DATA SHOWN =
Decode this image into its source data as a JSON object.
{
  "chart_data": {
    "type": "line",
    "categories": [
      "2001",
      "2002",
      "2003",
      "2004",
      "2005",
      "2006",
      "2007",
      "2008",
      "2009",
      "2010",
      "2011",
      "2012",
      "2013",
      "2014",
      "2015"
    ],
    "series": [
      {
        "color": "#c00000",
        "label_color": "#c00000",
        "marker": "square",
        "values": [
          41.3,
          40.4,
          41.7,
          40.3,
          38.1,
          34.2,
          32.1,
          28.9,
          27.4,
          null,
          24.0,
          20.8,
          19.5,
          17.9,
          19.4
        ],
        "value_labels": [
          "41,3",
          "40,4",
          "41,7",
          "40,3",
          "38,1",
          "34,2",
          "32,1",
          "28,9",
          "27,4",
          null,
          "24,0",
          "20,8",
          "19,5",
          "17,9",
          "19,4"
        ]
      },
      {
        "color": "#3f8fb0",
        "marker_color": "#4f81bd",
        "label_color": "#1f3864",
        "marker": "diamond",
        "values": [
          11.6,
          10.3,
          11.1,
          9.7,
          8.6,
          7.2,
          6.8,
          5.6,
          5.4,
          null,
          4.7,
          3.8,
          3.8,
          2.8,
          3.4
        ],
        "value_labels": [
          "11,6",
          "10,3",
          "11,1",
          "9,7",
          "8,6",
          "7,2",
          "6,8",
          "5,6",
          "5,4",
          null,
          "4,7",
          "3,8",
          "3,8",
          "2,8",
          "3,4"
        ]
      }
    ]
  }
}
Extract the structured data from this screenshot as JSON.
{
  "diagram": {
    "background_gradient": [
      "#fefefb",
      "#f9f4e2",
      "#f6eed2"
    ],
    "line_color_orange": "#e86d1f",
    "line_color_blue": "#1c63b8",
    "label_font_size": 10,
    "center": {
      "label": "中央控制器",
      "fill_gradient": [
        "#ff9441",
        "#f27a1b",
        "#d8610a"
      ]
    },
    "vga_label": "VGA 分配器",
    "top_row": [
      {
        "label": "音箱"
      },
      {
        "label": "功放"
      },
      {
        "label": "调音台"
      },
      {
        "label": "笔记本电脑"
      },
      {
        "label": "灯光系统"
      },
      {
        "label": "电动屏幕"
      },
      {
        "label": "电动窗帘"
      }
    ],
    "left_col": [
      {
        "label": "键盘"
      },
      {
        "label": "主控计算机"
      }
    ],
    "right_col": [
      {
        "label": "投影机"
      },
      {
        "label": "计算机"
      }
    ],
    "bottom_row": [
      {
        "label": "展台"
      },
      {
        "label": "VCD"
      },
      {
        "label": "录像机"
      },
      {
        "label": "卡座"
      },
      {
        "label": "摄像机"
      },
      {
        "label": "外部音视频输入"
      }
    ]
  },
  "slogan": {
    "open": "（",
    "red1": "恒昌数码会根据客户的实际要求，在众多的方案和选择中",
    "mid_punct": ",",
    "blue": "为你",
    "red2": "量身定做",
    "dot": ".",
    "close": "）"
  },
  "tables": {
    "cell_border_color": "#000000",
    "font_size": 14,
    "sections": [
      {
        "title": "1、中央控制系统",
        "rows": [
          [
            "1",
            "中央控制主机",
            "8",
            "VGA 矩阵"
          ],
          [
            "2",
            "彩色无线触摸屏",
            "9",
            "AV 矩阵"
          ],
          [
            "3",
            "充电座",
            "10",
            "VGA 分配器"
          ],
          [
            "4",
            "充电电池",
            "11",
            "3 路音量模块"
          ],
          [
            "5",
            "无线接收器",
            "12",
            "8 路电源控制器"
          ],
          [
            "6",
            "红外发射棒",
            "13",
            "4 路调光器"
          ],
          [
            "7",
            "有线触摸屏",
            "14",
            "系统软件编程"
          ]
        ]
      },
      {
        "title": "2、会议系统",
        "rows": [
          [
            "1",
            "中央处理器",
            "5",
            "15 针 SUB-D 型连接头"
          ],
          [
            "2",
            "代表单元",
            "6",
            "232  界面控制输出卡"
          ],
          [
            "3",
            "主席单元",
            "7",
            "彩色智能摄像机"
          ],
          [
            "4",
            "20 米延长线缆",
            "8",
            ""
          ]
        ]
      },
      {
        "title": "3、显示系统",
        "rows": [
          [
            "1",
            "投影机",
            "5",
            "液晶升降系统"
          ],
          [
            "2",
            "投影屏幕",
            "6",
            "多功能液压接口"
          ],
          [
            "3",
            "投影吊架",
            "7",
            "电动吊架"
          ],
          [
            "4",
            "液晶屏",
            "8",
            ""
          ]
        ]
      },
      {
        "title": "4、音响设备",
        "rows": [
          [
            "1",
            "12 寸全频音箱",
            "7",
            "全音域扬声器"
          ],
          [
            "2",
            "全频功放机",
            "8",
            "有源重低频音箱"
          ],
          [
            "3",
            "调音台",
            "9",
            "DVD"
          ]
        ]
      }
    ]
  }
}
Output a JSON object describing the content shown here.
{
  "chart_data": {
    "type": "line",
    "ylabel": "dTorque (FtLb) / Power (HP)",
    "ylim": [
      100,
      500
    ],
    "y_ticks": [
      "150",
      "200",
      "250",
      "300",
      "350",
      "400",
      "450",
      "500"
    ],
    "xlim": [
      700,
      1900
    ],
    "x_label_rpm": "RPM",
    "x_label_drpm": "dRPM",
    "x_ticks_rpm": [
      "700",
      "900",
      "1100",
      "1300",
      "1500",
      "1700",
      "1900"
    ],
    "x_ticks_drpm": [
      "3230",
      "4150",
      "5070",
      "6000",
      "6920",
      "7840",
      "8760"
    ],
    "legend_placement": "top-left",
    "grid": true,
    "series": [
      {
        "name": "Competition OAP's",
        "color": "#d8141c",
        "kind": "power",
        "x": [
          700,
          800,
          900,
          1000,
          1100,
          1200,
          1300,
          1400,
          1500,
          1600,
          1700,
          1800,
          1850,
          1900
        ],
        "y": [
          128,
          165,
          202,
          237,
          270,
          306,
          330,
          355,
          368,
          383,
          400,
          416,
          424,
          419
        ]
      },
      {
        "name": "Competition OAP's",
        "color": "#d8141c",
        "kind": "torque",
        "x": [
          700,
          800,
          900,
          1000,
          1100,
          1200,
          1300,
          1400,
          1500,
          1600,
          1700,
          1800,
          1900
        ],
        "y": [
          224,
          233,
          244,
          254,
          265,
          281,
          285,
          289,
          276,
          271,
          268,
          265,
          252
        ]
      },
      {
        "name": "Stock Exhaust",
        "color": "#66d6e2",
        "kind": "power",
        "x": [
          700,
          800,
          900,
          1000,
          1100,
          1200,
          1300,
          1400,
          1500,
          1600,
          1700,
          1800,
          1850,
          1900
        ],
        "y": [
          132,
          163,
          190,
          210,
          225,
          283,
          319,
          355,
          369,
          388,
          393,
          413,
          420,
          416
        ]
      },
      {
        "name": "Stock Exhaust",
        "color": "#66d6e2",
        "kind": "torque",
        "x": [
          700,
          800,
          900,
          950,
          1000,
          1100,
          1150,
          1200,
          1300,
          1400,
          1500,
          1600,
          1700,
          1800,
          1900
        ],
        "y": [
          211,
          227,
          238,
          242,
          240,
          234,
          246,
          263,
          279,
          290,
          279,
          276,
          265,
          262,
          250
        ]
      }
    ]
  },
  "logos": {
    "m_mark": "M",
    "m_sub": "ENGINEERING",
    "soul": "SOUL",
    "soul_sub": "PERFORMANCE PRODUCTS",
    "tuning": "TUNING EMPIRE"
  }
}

PROBLEM REQUIREMENTS =
Transcribe the full listing above without leaving anything out.

OUTPUT FOR THIS EXERCISE =
Decode this image into its source data as a JSON object.
{
  "chart_data": {
    "type": "line",
    "categories": [
      "2001",
      "2002",
      "2003",
      "2004",
      "2005",
      "2006",
      "2007",
      "2008",
      "2009",
      "2010",
      "2011",
      "2012",
      "2013",
      "2014",
      "2015"
    ],
    "series": [
      {
        "color": "#c00000",
        "label_color": "#c00000",
        "marker": "square",
        "values": [
          41.3,
          40.4,
          41.7,
          40.3,
          38.1,
          34.2,
          32.1,
          28.9,
          27.4,
          null,
          24.0,
          20.8,
          19.5,
          17.9,
          19.4
        ],
        "value_labels": [
          "41,3",
          "40,4",
          "41,7",
          "40,3",
          "38,1",
          "34,2",
          "32,1",
          "28,9",
          "27,4",
          null,
          "24,0",
          "20,8",
          "19,5",
          "17,9",
          "19,4"
        ]
      },
      {
        "color": "#3f8fb0",
        "marker_color": "#4f81bd",
        "label_color": "#1f3864",
        "marker": "diamond",
        "values": [
          11.6,
          10.3,
          11.1,
          9.7,
          8.6,
          7.2,
          6.8,
          5.6,
          5.4,
          null,
          4.7,
          3.8,
          3.8,
          2.8,
          3.4
        ],
        "value_labels": [
          "11,6",
          "10,3",
          "11,1",
          "9,7",
          "8,6",
          "7,2",
          "6,8",
          "5,6",
          "5,4",
          null,
          "4,7",
          "3,8",
          "3,8",
          "2,8",
          "3,4"
        ]
      }
    ]
  }
}
Extract the structured data from this screenshot as JSON.
{
  "diagram": {
    "background_gradient": [
      "#fefefb",
      "#f9f4e2",
      "#f6eed2"
    ],
    "line_color_orange": "#e86d1f",
    "line_color_blue": "#1c63b8",
    "label_font_size": 10,
    "center": {
      "label": "中央控制器",
      "fill_gradient": [
        "#ff9441",
        "#f27a1b",
        "#d8610a"
      ]
    },
    "vga_label": "VGA 分配器",
    "top_row": [
      {
        "label": "音箱"
      },
      {
        "label": "功放"
      },
      {
        "label": "调音台"
      },
      {
        "label": "笔记本电脑"
      },
      {
        "label": "灯光系统"
      },
      {
        "label": "电动屏幕"
      },
      {
        "label": "电动窗帘"
      }
    ],
    "left_col": [
      {
        "label": "键盘"
      },
      {
        "label": "主控计算机"
      }
    ],
    "right_col": [
      {
        "label": "投影机"
      },
      {
        "label": "计算机"
      }
    ],
    "bottom_row": [
      {
        "label": "展台"
      },
      {
        "label": "VCD"
      },
      {
        "label": "录像机"
      },
      {
        "label": "卡座"
      },
      {
        "label": "摄像机"
      },
      {
        "label": "外部音视频输入"
      }
    ]
  },
  "slogan": {
    "open": "（",
    "red1": "恒昌数码会根据客户的实际要求，在众多的方案和选择中",
    "mid_punct": ",",
    "blue": "为你",
    "red2": "量身定做",
    "dot": ".",
    "close": "）"
  },
  "tables": {
    "cell_border_color": "#000000",
    "font_size": 14,
    "sections": [
      {
        "title": "1、中央控制系统",
        "rows": [
          [
            "1",
            "中央控制主机",
            "8",
            "VGA 矩阵"
          ],
          [
            "2",
            "彩色无线触摸屏",
            "9",
            "AV 矩阵"
          ],
          [
            "3",
            "充电座",
            "10",
            "VGA 分配器"
          ],
          [
            "4",
            "充电电池",
            "11",
            "3 路音量模块"
          ],
          [
            "5",
            "无线接收器",
            "12",
            "8 路电源控制器"
          ],
          [
            "6",
            "红外发射棒",
            "13",
            "4 路调光器"
          ],
          [
            "7",
            "有线触摸屏",
            "14",
            "系统软件编程"
          ]
        ]
      },
      {
        "title": "2、会议系统",
        "rows": [
          [
            "1",
            "中央处理器",
            "5",
            "15 针 SUB-D 型连接头"
          ],
          [
            "2",
            "代表单元",
            "6",
            "232  界面控制输出卡"
          ],
          [
            "3",
            "主席单元",
            "7",
            "彩色智能摄像机"
          ],
          [
            "4",
            "20 米延长线缆",
            "8",
            ""
          ]
        ]
      },
      {
        "title": "3、显示系统",
        "rows": [
          [
            "1",
            "投影机",
            "5",
            "液晶升降系统"
          ],
          [
            "2",
            "投影屏幕",
            "6",
            "多功能液压接口"
          ],
          [
            "3",
            "投影吊架",
            "7",
            "电动吊架"
          ],
          [
            "4",
            "液晶屏",
            "8",
            ""
          ]
        ]
      },
      {
        "title": "4、音响设备",
        "rows": [
          [
            "1",
            "12 寸全频音箱",
            "7",
            "全音域扬声器"
          ],
          [
            "2",
            "全频功放机",
            "8",
            "有源重低频音箱"
          ],
          [
            "3",
            "调音台",
            "9",
            "DVD"
          ]
        ]
      }
    ]
  }
}
Output a JSON object describing the content shown here.
{
  "chart_data": {
    "type": "line",
    "ylabel": "dTorque (FtLb) / Power (HP)",
    "ylim": [
      100,
      500
    ],
    "y_ticks": [
      "150",
      "200",
      "250",
      "300",
      "350",
      "400",
      "450",
      "500"
    ],
    "xlim": [
      700,
      1900
    ],
    "x_label_rpm": "RPM",
    "x_label_drpm": "dRPM",
    "x_ticks_rpm": [
      "700",
      "900",
      "1100",
      "1300",
      "1500",
      "1700",
      "1900"
    ],
    "x_ticks_drpm": [
      "3230",
      "4150",
      "5070",
      "6000",
      "6920",
      "7840",
      "8760"
    ],
    "legend_placement": "top-left",
    "grid": true,
    "series": [
      {
        "name": "Competition OAP's",
        "color": "#d8141c",
        "kind": "power",
        "x": [
          700,
          800,
          900,
          1000,
          1100,
          1200,
          1300,
          1400,
          1500,
          1600,
          1700,
          1800,
          1850,
          1900
        ],
        "y": [
          128,
          165,
          202,
          237,
          270,
          306,
          330,
          355,
          368,
          383,
          400,
          416,
          424,
          419
        ]
      },
      {
        "name": "Competition OAP's",
        "color": "#d8141c",
        "kind": "torque",
        "x": [
          700,
          800,
          900,
          1000,
          1100,
          1200,
          1300,
          1400,
          1500,
          1600,
          1700,
          1800,
          1900
        ],
        "y": [
          224,
          233,
          244,
          254,
          265,
          281,
          285,
          289,
          276,
          271,
          268,
          265,
          252
        ]
      },
      {
        "name": "Stock Exhaust",
        "color": "#66d6e2",
        "kind": "power",
        "x": [
          700,
          800,
          900,
          1000,
          1100,
          1200,
          1300,
          1400,
          1500,
          1600,
          1700,
          1800,
          1850,
          1900
        ],
        "y": [
          132,
          163,
          190,
          210,
          225,
          283,
          319,
          355,
          369,
          388,
          393,
          413,
          420,
          416
        ]
      },
      {
        "name": "Stock Exhaust",
        "color": "#66d6e2",
        "kind": "torque",
        "x": [
          700,
          800,
          900,
          950,
          1000,
          1100,
          1150,
          1200,
          1300,
          1400,
          1500,
          1600,
          1700,
          1800,
          1900
        ],
        "y": [
          211,
          227,
          238,
          242,
          240,
          234,
          246,
          263,
          279,
          290,
          279,
          276,
          265,
          262,
          250
        ]
      }
    ]
  },
  "logos": {
    "m_mark": "M",
    "m_sub": "ENGINEERING",
    "soul": "SOUL",
    "soul_sub": "PERFORMANCE PRODUCTS",
    "tuning": "TUNING EMPIRE"
  }
}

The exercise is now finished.